Rewrite the data from the line with "Patent image size: (956, 553)." to the line with "The contact 33 is at (537, 294).", changing "laser diode" to "semiconductor laser" and keeping everything else the same.

====== ROWS

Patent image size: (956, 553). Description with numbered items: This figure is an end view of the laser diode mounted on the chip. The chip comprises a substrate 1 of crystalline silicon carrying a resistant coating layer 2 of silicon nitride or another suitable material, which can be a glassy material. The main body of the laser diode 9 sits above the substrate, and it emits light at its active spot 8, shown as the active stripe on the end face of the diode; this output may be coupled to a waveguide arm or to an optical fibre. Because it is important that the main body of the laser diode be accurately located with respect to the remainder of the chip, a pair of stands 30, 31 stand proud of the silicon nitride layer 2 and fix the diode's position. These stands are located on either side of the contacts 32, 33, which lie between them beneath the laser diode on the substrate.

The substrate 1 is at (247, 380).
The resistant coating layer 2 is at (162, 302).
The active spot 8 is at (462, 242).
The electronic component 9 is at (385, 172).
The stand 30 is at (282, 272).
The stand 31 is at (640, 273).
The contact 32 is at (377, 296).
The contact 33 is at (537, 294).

============
====== ROWS

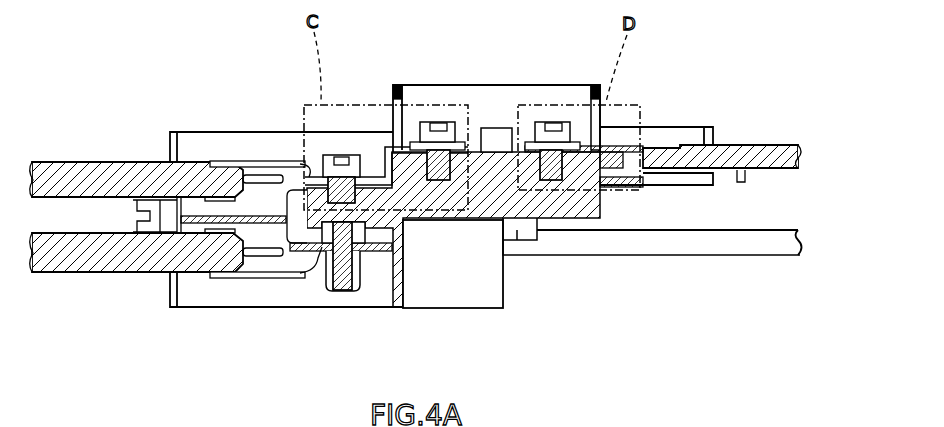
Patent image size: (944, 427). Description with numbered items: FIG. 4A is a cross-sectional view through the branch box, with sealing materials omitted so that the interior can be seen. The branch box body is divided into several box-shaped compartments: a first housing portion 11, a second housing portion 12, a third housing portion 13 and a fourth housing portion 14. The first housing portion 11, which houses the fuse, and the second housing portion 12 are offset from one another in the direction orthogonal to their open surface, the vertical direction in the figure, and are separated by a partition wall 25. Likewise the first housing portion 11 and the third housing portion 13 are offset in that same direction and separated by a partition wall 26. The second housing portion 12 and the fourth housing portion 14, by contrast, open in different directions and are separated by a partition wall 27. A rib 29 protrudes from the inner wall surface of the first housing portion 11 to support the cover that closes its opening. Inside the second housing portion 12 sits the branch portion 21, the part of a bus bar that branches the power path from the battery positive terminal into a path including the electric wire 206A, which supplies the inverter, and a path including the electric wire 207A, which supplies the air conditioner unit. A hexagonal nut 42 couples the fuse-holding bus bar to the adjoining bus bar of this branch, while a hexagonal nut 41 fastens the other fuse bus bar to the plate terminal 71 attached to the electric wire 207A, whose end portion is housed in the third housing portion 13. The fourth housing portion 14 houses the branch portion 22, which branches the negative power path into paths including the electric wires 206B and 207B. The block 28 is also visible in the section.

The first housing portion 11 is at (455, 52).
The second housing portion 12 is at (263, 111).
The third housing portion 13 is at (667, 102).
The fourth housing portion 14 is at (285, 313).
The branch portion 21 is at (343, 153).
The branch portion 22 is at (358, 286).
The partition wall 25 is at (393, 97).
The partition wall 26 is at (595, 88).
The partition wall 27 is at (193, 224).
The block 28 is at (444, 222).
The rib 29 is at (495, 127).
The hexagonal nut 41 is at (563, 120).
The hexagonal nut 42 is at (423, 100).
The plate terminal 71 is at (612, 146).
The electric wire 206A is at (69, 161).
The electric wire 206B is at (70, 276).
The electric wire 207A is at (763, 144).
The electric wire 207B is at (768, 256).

============

## RESPONSE BELOW
Patent image size: (956, 553). Description with numbered items: This figure is an end view of the semiconductor laser mounted on the chip. The chip comprises a substrate 1 of crystalline silicon carrying a resistant coating layer 2 of silicon nitride or another suitable material, which can be a glassy material. The main body of the semiconductor laser 9 sits above the substrate, and it emits light at its active spot 8, shown as the active stripe on the end face of the diode; this output may be coupled to a waveguide arm or to an optical fibre. Because it is important that the main body of the semiconductor laser be accurately located with respect to the remainder of the chip, a pair of stands 30, 31 stand proud of the silicon nitride layer 2 and fix the diode's position. These stands are located on either side of the contacts 32, 33, which lie between them beneath the semiconductor laser on the substrate.

The substrate 1 is at (247, 380).
The resistant coating layer 2 is at (162, 302).
The active spot 8 is at (462, 242).
The electronic component 9 is at (385, 172).
The stand 30 is at (282, 272).
The stand 31 is at (640, 273).
The contact 32 is at (377, 296).
The contact 33 is at (537, 294).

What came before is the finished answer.